▶ Exercise prompt
Repeat the rows starting with the line that contains "temperature: 25° (204, 36, 250, 69)" and going on through the line that contains "status-right: 42% 4:42 (720, 28, 1054, 73)", both included.

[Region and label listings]
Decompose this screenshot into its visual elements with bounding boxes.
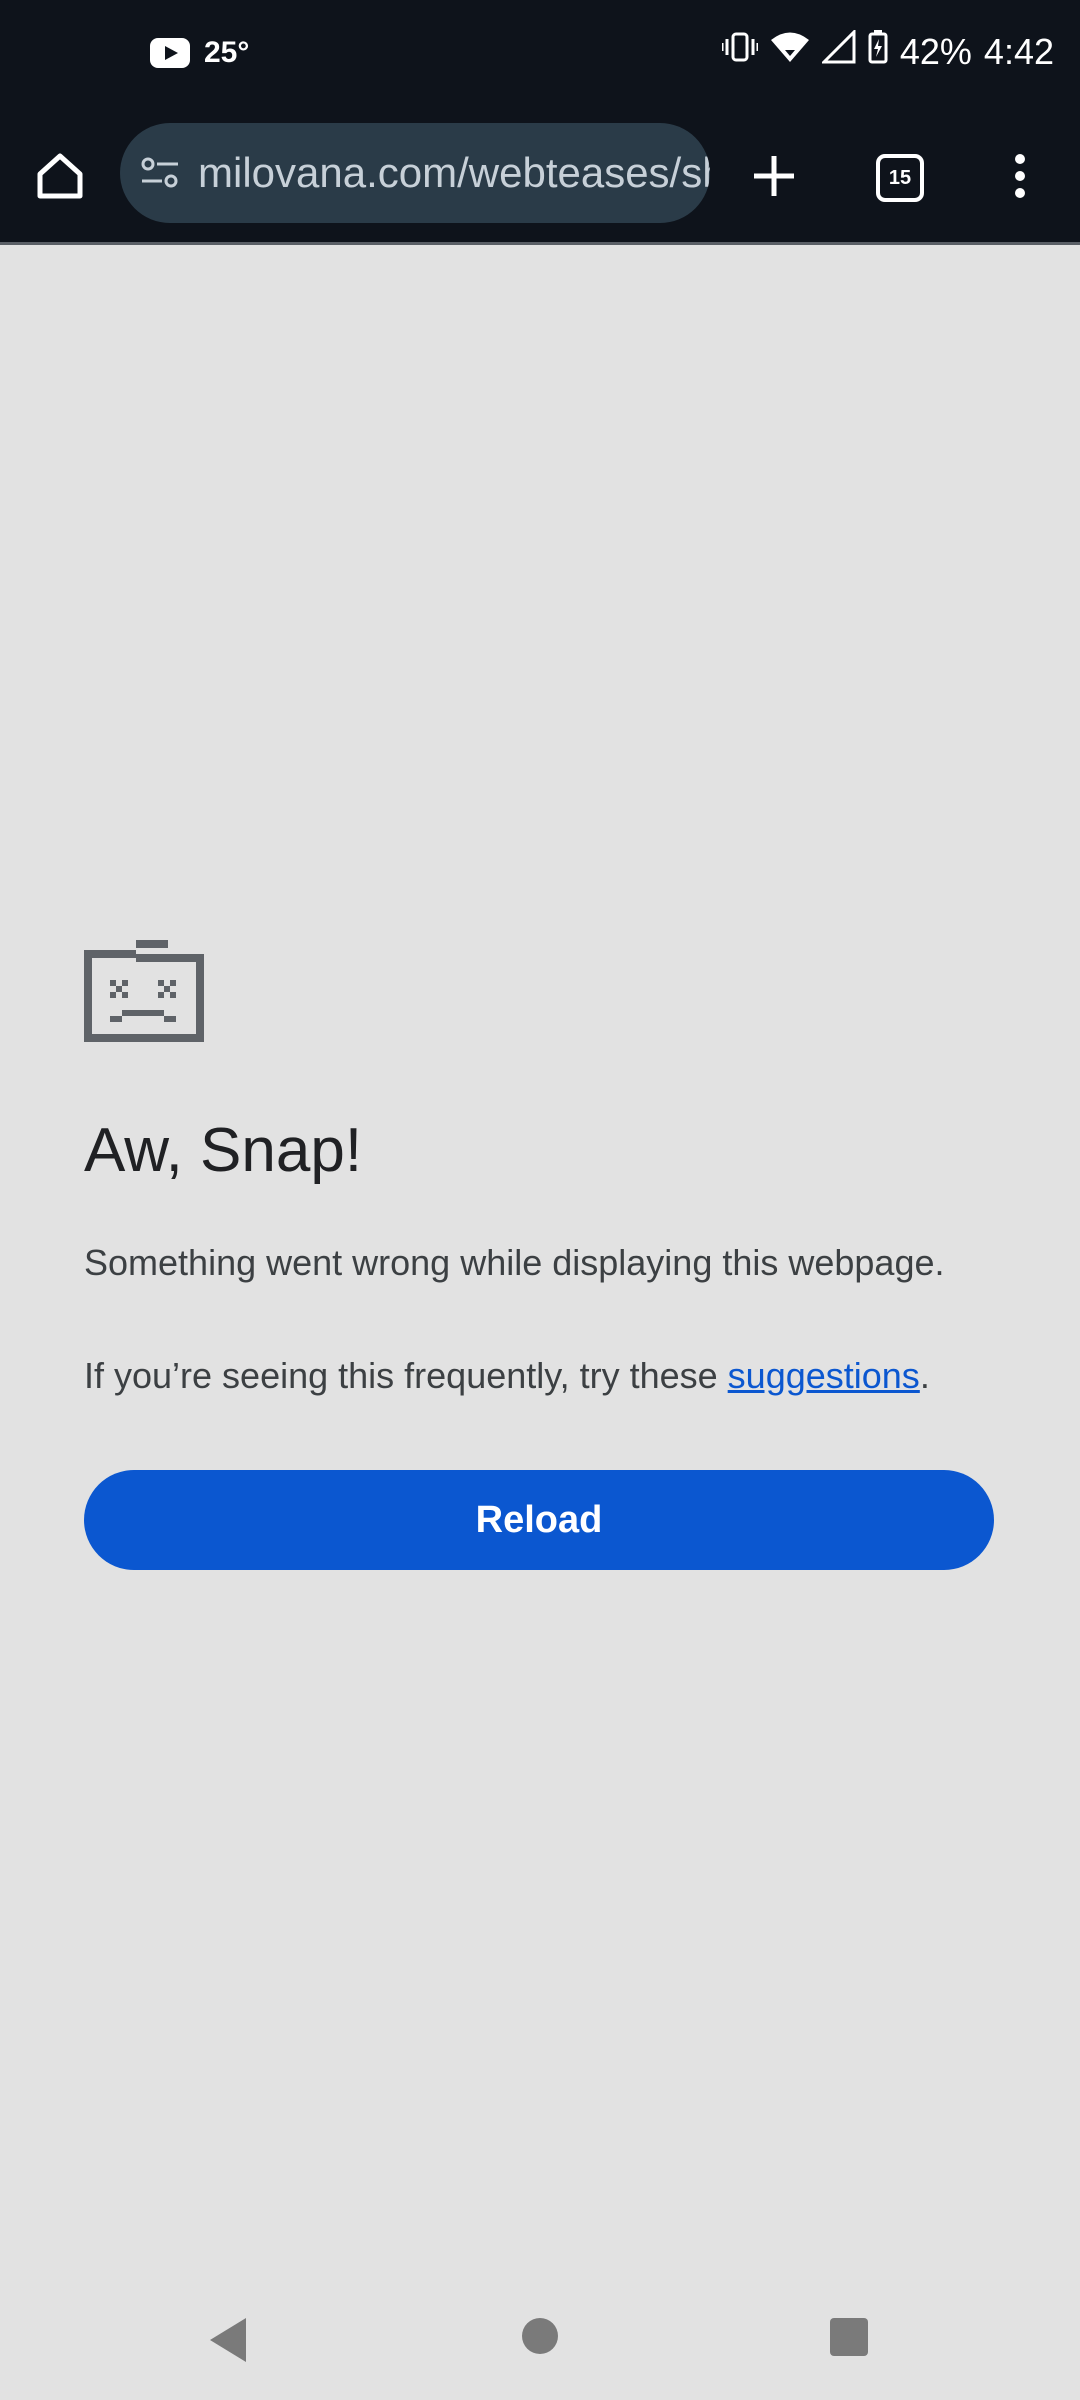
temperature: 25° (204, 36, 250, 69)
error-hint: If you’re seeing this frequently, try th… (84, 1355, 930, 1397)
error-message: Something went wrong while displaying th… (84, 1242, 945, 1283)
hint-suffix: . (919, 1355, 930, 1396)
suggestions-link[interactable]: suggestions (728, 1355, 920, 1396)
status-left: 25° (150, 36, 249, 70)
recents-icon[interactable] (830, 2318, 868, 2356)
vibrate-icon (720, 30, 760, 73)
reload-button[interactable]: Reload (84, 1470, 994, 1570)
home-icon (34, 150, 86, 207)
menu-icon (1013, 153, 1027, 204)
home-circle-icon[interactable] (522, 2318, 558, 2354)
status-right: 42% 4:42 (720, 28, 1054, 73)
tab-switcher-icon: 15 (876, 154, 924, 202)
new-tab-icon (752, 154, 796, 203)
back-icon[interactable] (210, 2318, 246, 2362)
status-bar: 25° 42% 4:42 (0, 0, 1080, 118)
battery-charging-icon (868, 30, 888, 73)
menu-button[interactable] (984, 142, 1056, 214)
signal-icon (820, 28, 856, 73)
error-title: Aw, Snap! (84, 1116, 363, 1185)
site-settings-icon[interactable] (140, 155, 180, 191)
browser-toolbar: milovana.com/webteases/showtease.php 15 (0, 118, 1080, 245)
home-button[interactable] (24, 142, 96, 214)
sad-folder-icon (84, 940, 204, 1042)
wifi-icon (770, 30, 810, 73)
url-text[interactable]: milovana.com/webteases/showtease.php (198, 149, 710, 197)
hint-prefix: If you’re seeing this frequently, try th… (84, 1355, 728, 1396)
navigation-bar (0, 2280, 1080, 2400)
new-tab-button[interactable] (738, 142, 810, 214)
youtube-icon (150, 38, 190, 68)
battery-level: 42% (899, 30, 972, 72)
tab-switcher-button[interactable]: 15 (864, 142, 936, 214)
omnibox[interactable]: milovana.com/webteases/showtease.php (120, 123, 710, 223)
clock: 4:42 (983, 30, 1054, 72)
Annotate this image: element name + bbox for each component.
* * *
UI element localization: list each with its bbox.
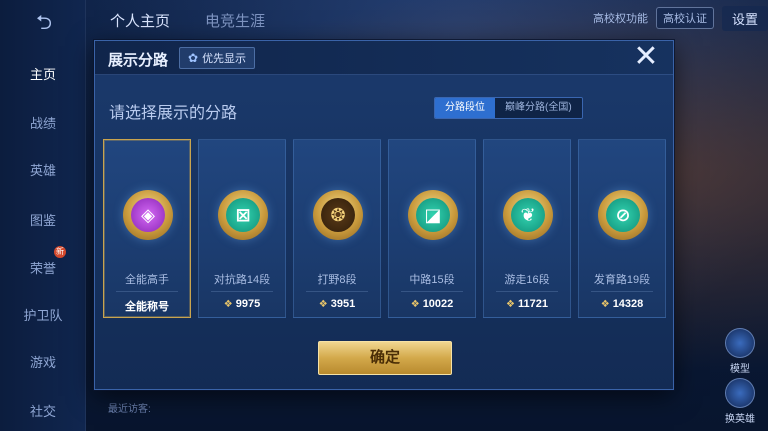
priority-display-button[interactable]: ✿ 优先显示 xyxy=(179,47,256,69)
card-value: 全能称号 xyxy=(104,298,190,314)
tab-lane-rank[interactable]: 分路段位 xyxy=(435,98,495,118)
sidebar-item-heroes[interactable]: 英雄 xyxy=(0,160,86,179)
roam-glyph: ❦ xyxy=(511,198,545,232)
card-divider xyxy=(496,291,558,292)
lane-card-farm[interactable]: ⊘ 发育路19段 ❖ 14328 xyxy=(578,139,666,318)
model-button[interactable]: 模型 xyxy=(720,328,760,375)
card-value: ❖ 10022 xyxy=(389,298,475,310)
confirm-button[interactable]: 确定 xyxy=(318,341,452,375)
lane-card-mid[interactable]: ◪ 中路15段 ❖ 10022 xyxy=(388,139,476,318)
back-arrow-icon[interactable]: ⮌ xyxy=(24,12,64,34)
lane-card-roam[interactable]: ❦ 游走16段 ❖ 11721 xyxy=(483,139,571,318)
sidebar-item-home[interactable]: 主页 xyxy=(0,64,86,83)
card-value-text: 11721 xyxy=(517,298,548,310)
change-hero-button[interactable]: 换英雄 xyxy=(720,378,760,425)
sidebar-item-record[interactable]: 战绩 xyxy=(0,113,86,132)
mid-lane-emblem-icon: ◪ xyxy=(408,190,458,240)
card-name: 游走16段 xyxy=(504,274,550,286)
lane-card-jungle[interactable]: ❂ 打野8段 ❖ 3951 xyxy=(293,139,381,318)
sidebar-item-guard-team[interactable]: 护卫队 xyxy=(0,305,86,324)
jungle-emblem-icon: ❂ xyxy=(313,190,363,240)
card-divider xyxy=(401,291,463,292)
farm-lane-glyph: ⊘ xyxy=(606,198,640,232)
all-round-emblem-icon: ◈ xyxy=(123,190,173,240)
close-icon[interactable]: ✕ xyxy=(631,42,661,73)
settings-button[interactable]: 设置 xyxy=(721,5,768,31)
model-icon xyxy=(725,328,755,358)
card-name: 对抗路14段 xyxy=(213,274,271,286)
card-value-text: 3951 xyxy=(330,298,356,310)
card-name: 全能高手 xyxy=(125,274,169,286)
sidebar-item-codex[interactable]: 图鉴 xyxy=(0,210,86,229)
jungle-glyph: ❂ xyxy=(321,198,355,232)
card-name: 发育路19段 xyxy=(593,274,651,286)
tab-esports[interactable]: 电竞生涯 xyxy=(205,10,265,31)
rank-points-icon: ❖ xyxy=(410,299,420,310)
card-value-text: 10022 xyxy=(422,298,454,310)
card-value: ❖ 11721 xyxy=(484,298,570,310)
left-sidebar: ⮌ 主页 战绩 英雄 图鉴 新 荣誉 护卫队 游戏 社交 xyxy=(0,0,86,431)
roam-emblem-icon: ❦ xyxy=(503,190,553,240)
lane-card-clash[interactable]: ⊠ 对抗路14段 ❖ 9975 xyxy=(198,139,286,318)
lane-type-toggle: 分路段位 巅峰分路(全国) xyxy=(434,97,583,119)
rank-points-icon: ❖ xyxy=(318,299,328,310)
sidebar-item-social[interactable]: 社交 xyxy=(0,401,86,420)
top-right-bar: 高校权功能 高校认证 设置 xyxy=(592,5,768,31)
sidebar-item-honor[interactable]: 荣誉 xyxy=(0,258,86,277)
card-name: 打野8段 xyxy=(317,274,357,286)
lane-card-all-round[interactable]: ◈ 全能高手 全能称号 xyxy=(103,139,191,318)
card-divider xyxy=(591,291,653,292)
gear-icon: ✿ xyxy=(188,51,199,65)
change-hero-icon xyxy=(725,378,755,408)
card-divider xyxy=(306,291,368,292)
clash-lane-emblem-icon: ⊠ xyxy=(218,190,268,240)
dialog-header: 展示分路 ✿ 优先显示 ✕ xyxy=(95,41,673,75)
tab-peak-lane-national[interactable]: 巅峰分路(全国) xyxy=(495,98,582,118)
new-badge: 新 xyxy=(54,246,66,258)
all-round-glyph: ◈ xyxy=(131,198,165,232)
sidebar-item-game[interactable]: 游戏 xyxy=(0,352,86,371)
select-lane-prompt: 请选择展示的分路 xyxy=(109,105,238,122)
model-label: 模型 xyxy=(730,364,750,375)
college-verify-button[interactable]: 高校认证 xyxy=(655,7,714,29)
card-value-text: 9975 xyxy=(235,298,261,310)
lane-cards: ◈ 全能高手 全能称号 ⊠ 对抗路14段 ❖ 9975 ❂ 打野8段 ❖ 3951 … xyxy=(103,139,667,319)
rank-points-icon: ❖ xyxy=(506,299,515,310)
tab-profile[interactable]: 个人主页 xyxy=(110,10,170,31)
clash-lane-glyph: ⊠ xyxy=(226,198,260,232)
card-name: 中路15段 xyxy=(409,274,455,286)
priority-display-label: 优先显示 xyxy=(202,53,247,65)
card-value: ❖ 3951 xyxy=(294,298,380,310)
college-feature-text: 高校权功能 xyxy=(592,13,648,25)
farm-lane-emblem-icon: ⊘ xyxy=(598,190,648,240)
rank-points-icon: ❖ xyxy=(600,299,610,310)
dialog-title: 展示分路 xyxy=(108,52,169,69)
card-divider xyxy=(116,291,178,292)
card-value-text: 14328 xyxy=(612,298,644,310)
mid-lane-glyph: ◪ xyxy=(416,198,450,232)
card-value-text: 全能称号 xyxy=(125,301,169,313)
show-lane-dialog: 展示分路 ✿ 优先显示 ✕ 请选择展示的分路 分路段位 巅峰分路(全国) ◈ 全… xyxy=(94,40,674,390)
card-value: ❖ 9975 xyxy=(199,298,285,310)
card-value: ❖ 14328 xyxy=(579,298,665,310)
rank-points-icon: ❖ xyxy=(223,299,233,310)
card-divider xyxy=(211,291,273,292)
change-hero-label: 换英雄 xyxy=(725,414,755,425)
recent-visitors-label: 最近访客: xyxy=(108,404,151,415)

▶ Solution
temperature: 25° (204, 36, 250, 69)
error-hint: If you’re seeing this frequently, try th… (84, 1355, 930, 1397)
error-message: Something went wrong while displaying th… (84, 1242, 945, 1283)
hint-suffix: . (919, 1355, 930, 1396)
suggestions-link[interactable]: suggestions (728, 1355, 920, 1396)
status-left: 25° (150, 36, 249, 70)
recents-icon[interactable] (830, 2318, 868, 2356)
vibrate-icon (720, 30, 760, 73)
reload-button[interactable]: Reload (84, 1470, 994, 1570)
home-icon (34, 150, 86, 207)
menu-icon (1013, 153, 1027, 204)
home-circle-icon[interactable] (522, 2318, 558, 2354)
status-right: 42% 4:42 (720, 28, 1054, 73)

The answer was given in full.